_Short exercise_
Determine how many lines of the records below contain the word "sphere", and reply with that number alone.

------ Input for this task

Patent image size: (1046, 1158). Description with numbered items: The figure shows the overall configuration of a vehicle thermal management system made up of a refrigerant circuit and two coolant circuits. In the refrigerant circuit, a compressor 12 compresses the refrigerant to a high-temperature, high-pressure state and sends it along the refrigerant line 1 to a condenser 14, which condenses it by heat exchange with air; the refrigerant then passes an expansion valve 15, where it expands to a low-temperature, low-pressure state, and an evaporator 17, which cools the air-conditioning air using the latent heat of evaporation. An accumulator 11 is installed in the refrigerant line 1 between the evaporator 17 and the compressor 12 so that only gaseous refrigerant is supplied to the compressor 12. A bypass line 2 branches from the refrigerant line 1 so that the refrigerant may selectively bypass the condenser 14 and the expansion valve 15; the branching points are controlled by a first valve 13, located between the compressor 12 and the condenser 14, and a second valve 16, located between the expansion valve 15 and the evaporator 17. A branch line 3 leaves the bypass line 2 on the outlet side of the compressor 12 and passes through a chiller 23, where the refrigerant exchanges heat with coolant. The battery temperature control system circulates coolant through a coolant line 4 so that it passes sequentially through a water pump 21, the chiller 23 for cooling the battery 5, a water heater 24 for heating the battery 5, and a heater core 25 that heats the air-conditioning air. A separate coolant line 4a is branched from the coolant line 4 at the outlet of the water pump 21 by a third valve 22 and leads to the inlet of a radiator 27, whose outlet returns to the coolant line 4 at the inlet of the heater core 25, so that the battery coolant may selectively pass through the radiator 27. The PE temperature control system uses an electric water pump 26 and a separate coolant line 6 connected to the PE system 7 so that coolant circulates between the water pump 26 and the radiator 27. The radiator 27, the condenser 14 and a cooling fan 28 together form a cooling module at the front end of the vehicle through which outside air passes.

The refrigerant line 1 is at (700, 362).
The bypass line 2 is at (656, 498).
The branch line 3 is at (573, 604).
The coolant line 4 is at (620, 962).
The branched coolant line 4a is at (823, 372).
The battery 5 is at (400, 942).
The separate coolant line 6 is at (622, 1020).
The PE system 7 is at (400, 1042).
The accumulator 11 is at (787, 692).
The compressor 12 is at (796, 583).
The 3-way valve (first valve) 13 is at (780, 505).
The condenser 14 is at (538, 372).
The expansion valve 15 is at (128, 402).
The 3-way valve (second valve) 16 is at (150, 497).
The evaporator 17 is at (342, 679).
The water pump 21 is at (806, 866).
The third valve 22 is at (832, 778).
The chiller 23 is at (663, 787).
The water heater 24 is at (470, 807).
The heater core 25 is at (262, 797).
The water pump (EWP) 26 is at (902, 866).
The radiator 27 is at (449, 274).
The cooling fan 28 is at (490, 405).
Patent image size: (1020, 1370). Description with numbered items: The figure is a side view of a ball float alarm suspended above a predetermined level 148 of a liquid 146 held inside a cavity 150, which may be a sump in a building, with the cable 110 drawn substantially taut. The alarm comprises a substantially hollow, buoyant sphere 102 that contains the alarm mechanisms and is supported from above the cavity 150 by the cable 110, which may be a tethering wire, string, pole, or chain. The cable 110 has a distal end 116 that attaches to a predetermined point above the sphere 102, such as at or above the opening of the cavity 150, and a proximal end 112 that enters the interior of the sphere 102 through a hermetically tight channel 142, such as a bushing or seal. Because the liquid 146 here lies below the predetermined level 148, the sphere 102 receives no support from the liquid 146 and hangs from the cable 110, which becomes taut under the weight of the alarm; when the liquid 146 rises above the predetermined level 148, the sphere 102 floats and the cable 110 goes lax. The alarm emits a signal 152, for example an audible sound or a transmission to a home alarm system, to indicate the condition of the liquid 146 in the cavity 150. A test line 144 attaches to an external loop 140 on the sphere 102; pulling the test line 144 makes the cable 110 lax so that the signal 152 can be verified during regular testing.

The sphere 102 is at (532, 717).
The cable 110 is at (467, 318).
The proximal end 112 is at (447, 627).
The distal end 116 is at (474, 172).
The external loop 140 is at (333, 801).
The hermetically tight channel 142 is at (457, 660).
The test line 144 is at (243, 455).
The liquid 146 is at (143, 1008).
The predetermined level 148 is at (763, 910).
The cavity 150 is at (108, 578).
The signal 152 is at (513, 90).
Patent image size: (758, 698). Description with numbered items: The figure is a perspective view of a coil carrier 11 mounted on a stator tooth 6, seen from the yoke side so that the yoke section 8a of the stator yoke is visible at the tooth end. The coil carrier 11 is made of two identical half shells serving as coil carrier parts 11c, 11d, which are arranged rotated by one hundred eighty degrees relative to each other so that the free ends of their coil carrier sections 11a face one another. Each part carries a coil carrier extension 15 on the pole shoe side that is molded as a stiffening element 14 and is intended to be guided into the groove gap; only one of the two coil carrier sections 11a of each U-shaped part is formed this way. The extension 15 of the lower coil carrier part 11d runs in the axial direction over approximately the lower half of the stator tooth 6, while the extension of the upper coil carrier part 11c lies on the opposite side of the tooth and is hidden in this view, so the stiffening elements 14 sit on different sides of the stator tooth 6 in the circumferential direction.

------------

_Completed task_
2